# [GOAL]
Which lines hold the string "ylabel"? Copy every one of them.

==== DATA ROWS ====

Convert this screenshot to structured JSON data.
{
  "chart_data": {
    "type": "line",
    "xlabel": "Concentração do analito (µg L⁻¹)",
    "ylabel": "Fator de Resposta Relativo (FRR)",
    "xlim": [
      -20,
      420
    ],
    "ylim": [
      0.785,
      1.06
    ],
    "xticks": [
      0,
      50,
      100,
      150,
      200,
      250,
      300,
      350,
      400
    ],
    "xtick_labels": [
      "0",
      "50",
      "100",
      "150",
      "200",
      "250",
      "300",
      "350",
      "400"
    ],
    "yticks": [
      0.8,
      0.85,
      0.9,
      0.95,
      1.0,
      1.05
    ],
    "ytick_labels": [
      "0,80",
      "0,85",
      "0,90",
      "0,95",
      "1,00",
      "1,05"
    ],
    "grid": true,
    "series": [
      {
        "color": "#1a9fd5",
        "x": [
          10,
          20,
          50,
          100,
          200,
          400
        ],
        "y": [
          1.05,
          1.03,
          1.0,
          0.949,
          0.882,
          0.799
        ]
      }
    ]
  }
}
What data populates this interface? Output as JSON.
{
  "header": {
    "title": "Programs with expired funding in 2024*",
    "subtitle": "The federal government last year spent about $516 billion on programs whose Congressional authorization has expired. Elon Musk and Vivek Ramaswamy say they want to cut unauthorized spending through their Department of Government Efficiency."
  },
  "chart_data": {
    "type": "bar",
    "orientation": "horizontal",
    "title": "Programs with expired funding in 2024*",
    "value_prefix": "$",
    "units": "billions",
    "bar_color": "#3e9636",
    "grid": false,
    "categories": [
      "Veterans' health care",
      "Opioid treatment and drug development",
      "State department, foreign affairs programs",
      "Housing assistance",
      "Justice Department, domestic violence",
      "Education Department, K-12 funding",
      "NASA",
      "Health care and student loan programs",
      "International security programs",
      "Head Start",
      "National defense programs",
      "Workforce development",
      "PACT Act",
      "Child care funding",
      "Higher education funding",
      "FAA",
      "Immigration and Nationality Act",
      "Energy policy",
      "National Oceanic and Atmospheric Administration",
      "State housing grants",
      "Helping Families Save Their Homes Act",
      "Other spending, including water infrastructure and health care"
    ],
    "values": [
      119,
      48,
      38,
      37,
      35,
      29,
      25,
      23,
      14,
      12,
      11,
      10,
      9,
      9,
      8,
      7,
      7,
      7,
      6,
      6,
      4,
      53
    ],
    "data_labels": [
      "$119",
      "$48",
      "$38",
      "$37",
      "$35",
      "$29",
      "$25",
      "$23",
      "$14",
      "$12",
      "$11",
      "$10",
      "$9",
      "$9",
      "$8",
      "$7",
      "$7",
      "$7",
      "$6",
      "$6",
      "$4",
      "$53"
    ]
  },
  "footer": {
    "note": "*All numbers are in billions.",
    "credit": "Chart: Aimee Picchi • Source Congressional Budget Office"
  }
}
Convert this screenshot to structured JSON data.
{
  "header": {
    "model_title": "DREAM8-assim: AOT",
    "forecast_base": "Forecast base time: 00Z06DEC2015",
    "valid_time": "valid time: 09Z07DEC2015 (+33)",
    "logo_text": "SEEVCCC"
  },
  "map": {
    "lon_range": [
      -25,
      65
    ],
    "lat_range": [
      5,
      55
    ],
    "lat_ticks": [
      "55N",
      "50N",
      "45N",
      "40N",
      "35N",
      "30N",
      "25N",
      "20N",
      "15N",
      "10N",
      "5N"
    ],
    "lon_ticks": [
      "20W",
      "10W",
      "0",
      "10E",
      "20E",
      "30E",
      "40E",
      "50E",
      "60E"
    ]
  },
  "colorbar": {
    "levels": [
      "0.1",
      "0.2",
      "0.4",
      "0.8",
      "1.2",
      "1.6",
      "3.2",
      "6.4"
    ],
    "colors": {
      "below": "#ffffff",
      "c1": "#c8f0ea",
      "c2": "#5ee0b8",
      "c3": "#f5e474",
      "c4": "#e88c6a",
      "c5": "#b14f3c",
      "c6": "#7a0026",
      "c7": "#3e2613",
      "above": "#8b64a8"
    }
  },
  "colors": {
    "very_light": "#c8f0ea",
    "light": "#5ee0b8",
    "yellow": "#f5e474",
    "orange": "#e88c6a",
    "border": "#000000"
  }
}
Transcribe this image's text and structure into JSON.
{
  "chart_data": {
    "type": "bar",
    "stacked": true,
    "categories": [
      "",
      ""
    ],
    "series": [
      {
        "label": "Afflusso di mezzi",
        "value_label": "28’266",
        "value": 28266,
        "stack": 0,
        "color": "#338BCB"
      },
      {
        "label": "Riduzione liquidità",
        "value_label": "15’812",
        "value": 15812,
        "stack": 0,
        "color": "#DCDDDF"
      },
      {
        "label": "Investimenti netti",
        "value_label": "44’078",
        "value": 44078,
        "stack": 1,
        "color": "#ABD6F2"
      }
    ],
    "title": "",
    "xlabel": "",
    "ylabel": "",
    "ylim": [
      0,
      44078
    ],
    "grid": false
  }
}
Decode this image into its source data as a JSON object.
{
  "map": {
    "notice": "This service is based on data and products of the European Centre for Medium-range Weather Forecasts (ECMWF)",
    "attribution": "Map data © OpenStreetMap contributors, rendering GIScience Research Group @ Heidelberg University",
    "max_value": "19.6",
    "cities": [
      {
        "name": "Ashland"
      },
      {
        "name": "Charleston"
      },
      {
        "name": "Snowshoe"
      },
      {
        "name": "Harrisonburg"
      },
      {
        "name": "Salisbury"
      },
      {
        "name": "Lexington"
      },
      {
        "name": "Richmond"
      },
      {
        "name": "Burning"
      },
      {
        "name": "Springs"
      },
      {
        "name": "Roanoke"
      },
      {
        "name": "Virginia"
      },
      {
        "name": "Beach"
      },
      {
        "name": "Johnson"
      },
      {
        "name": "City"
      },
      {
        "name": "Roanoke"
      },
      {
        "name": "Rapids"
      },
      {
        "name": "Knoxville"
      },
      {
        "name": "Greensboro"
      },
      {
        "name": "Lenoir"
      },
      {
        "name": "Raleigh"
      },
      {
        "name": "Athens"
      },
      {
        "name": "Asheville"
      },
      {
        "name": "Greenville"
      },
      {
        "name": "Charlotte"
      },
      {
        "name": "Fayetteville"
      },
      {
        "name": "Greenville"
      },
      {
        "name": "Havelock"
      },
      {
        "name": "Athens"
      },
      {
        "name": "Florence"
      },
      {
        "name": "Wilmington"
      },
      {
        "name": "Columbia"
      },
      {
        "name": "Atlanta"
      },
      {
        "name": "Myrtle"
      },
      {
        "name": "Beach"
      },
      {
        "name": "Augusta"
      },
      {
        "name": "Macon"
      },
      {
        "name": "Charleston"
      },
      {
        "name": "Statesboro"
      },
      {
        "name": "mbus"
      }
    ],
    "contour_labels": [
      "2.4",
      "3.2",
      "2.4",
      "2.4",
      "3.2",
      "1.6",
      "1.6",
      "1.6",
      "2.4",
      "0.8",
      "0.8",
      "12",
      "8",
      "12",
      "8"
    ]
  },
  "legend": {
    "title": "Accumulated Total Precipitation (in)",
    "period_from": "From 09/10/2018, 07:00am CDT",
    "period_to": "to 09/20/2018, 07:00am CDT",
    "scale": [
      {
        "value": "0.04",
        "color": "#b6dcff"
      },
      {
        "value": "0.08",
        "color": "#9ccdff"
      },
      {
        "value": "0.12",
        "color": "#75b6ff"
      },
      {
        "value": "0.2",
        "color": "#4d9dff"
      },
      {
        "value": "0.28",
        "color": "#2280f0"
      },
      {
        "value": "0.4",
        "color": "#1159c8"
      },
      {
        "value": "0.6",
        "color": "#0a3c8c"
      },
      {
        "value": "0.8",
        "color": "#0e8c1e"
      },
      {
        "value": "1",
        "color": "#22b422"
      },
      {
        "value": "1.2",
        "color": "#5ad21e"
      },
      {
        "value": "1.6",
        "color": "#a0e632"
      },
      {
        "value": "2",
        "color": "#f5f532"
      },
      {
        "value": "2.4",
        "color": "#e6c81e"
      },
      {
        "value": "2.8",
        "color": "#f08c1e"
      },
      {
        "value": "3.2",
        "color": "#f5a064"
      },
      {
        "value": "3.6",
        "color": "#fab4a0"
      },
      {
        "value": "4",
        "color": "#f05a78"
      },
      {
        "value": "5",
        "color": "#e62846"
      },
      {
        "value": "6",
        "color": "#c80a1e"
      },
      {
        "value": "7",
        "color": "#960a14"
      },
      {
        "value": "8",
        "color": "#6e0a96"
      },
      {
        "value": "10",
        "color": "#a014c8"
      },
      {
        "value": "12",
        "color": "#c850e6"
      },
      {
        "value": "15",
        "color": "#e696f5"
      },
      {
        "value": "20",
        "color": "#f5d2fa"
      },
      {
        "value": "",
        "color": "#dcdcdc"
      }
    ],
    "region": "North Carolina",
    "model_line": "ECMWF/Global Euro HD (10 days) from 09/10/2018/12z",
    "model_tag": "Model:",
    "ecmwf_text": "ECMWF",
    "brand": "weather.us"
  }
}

====

# [EXPECTED OUTPUT]
    "ylabel": "Fator de Resposta Relativo (FRR)",
    "ylabel": "",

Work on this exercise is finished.